● THE EXERCISE
Where a line of the material contains the string "kierownictwo", copy that line.

(Records about charts and figures)
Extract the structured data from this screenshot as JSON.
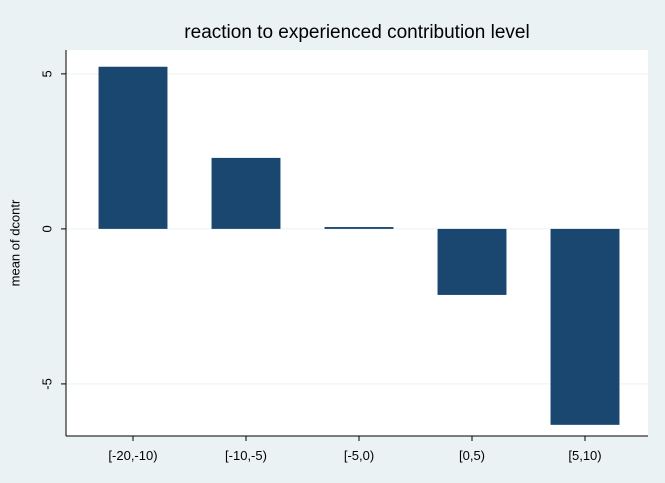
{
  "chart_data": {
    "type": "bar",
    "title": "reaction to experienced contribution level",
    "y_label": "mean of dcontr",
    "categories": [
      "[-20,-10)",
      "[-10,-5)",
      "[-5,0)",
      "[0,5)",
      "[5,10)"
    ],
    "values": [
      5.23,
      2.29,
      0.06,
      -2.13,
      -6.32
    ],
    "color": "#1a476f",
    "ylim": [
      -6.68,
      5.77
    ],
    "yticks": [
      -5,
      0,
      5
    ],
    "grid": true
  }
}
==
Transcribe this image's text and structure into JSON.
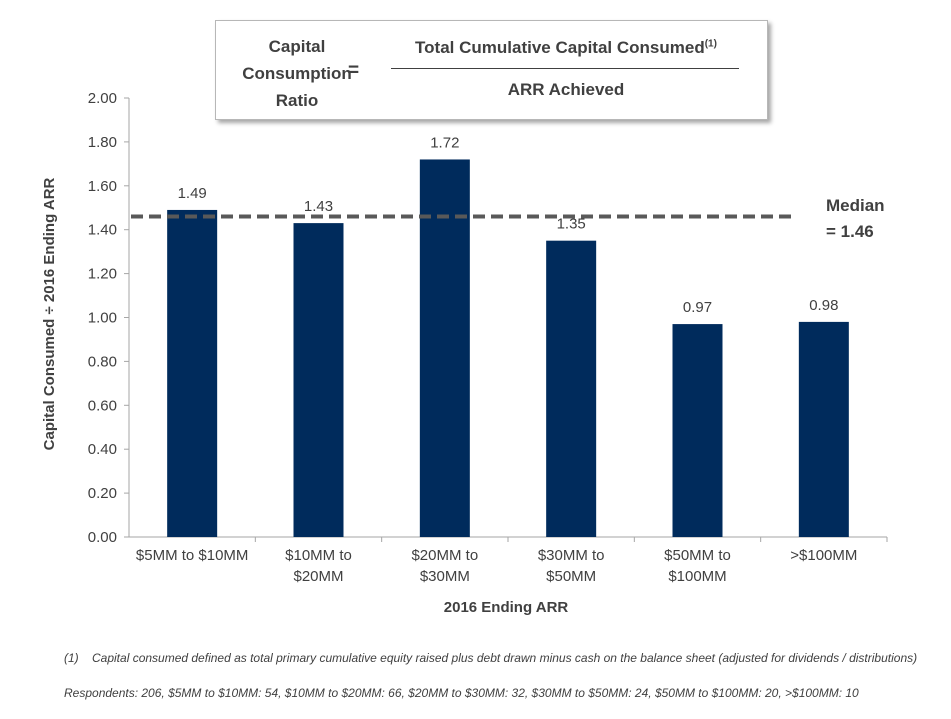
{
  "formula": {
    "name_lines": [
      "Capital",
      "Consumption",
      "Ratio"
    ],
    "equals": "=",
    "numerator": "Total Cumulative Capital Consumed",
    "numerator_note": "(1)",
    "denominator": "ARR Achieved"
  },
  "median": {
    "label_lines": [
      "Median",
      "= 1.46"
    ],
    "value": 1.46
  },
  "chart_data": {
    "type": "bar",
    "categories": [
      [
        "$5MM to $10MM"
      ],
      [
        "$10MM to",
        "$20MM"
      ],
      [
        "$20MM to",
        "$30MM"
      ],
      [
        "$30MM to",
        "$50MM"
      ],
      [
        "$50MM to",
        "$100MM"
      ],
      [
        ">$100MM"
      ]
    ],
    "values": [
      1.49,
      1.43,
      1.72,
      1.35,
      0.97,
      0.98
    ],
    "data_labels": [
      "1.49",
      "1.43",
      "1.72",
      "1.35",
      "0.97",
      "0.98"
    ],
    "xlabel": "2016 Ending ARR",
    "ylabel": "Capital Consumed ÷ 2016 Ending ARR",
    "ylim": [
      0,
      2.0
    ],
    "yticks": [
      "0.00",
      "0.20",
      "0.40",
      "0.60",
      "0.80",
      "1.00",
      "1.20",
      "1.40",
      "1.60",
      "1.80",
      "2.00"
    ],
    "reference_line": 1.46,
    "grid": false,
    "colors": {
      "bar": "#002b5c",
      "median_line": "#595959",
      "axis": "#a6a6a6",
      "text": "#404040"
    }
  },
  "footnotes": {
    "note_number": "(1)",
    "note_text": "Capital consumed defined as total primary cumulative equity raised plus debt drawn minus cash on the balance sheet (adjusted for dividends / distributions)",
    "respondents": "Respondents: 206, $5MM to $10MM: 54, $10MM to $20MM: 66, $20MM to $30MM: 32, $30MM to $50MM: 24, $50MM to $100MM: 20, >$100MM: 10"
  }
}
* * *
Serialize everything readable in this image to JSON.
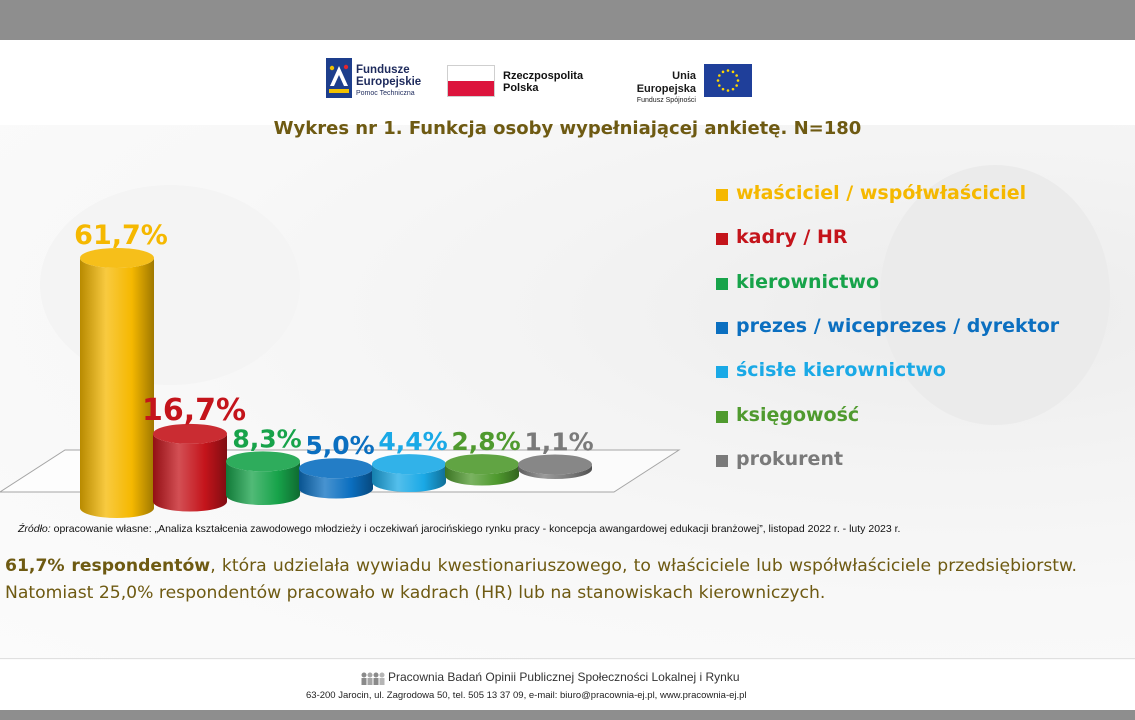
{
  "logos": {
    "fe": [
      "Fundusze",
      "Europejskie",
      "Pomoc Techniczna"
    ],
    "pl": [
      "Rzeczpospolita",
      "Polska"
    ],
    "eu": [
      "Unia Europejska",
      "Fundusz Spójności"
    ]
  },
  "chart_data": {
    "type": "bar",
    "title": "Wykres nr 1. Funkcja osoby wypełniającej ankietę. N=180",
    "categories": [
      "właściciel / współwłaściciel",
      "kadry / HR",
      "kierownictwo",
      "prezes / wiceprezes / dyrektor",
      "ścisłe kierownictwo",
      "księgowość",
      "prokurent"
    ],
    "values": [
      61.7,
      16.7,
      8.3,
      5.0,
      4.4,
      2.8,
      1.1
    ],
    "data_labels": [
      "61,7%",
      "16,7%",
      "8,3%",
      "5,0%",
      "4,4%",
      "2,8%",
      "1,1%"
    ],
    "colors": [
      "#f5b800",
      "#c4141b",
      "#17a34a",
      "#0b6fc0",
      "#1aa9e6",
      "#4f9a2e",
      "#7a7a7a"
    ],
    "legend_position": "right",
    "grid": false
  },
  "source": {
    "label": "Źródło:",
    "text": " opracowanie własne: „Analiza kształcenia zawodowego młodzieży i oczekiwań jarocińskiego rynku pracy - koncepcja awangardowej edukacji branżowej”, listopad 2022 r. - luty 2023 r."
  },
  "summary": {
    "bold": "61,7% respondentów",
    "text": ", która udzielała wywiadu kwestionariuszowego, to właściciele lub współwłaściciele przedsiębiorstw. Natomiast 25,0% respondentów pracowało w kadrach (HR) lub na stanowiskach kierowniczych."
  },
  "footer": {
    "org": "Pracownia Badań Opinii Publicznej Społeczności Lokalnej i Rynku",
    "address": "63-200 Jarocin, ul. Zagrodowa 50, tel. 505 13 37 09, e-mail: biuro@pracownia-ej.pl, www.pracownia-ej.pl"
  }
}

● WRITTEN ANSWER
      "kierownictwo",
      "ścisłe kierownictwo",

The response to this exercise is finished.